GOAL OF THE EXERCISE: Repeat every line of the listing below exactly, minus the pictures.

· · · · · · ·

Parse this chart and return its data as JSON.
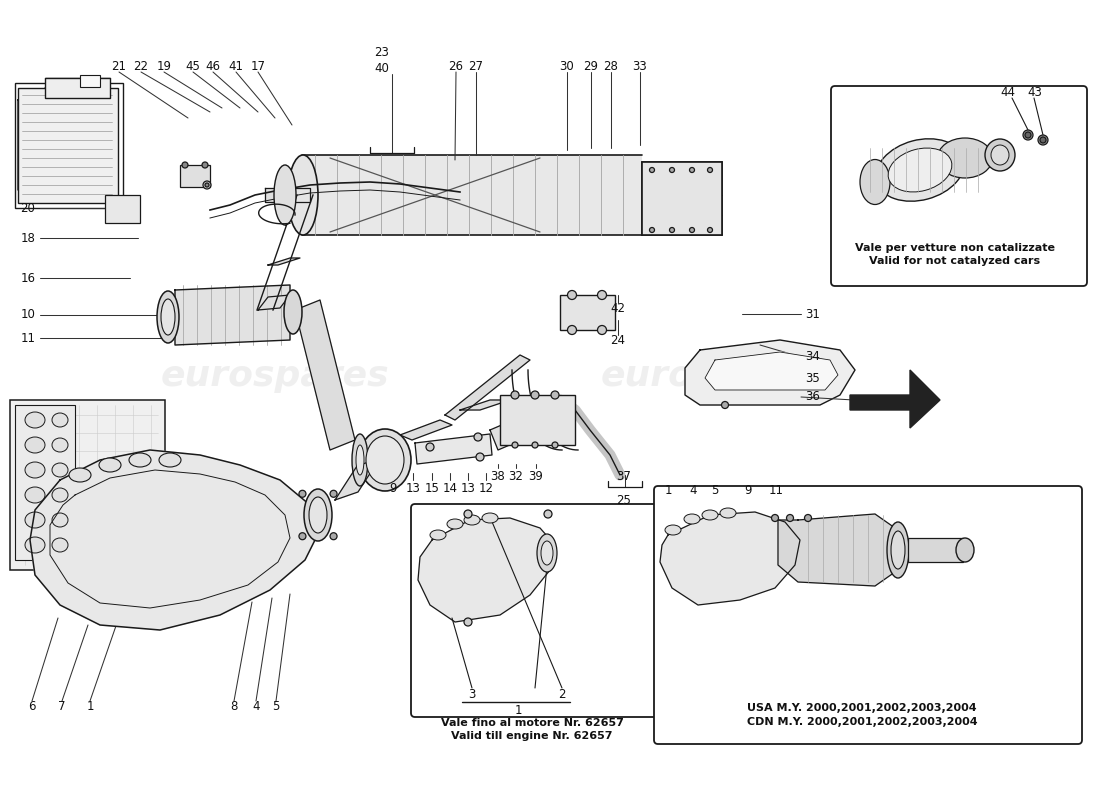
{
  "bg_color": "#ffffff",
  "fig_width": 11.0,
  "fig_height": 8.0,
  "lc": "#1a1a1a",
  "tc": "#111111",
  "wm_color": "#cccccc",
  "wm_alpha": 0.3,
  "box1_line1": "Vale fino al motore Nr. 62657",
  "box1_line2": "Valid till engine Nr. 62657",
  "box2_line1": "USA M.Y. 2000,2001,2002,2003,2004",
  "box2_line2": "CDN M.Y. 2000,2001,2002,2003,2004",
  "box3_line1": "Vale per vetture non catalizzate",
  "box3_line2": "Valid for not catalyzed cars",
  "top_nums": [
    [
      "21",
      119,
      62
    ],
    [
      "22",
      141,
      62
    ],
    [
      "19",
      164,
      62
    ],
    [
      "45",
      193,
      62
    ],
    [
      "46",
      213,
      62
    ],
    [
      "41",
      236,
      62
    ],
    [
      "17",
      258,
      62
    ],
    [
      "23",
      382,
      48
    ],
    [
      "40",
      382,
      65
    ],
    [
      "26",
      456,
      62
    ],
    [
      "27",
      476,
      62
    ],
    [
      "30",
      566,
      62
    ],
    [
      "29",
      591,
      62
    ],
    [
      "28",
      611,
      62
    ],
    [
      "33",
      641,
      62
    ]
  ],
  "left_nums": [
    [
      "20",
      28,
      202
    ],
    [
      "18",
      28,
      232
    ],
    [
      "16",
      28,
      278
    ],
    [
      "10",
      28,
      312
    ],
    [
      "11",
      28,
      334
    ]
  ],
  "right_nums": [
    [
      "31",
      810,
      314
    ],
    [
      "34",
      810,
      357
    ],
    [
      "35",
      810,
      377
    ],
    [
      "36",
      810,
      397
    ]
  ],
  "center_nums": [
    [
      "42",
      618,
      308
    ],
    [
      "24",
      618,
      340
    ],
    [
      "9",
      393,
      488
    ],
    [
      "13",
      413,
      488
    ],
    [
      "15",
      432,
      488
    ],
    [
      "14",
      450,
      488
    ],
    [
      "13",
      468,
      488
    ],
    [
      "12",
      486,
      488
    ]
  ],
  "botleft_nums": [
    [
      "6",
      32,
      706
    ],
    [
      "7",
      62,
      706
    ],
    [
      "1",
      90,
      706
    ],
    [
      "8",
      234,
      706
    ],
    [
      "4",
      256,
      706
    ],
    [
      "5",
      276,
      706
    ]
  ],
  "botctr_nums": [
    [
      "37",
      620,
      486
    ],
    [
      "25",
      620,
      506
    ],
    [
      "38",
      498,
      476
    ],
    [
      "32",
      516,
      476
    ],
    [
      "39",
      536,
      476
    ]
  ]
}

· · · · · · ·

RESPONSE BELOW:
Parse this chart and return its data as JSON.
{
  "bg_color": "#ffffff",
  "fig_width": 11.0,
  "fig_height": 8.0,
  "lc": "#1a1a1a",
  "tc": "#111111",
  "wm_color": "#cccccc",
  "wm_alpha": 0.3,
  "box1_line1": "Vale fino al motore Nr. 62657",
  "box1_line2": "Valid till engine Nr. 62657",
  "box2_line1": "USA M.Y. 2000,2001,2002,2003,2004",
  "box2_line2": "CDN M.Y. 2000,2001,2002,2003,2004",
  "box3_line1": "Vale per vetture non catalizzate",
  "box3_line2": "Valid for not catalyzed cars",
  "top_nums": [
    [
      "21",
      119,
      62
    ],
    [
      "22",
      141,
      62
    ],
    [
      "19",
      164,
      62
    ],
    [
      "45",
      193,
      62
    ],
    [
      "46",
      213,
      62
    ],
    [
      "41",
      236,
      62
    ],
    [
      "17",
      258,
      62
    ],
    [
      "23",
      382,
      48
    ],
    [
      "40",
      382,
      65
    ],
    [
      "26",
      456,
      62
    ],
    [
      "27",
      476,
      62
    ],
    [
      "30",
      566,
      62
    ],
    [
      "29",
      591,
      62
    ],
    [
      "28",
      611,
      62
    ],
    [
      "33",
      641,
      62
    ]
  ],
  "left_nums": [
    [
      "20",
      28,
      202
    ],
    [
      "18",
      28,
      232
    ],
    [
      "16",
      28,
      278
    ],
    [
      "10",
      28,
      312
    ],
    [
      "11",
      28,
      334
    ]
  ],
  "right_nums": [
    [
      "31",
      810,
      314
    ],
    [
      "34",
      810,
      357
    ],
    [
      "35",
      810,
      377
    ],
    [
      "36",
      810,
      397
    ]
  ],
  "center_nums": [
    [
      "42",
      618,
      308
    ],
    [
      "24",
      618,
      340
    ],
    [
      "9",
      393,
      488
    ],
    [
      "13",
      413,
      488
    ],
    [
      "15",
      432,
      488
    ],
    [
      "14",
      450,
      488
    ],
    [
      "13",
      468,
      488
    ],
    [
      "12",
      486,
      488
    ]
  ],
  "botleft_nums": [
    [
      "6",
      32,
      706
    ],
    [
      "7",
      62,
      706
    ],
    [
      "1",
      90,
      706
    ],
    [
      "8",
      234,
      706
    ],
    [
      "4",
      256,
      706
    ],
    [
      "5",
      276,
      706
    ]
  ],
  "botctr_nums": [
    [
      "37",
      620,
      486
    ],
    [
      "25",
      620,
      506
    ],
    [
      "38",
      498,
      476
    ],
    [
      "32",
      516,
      476
    ],
    [
      "39",
      536,
      476
    ]
  ]
}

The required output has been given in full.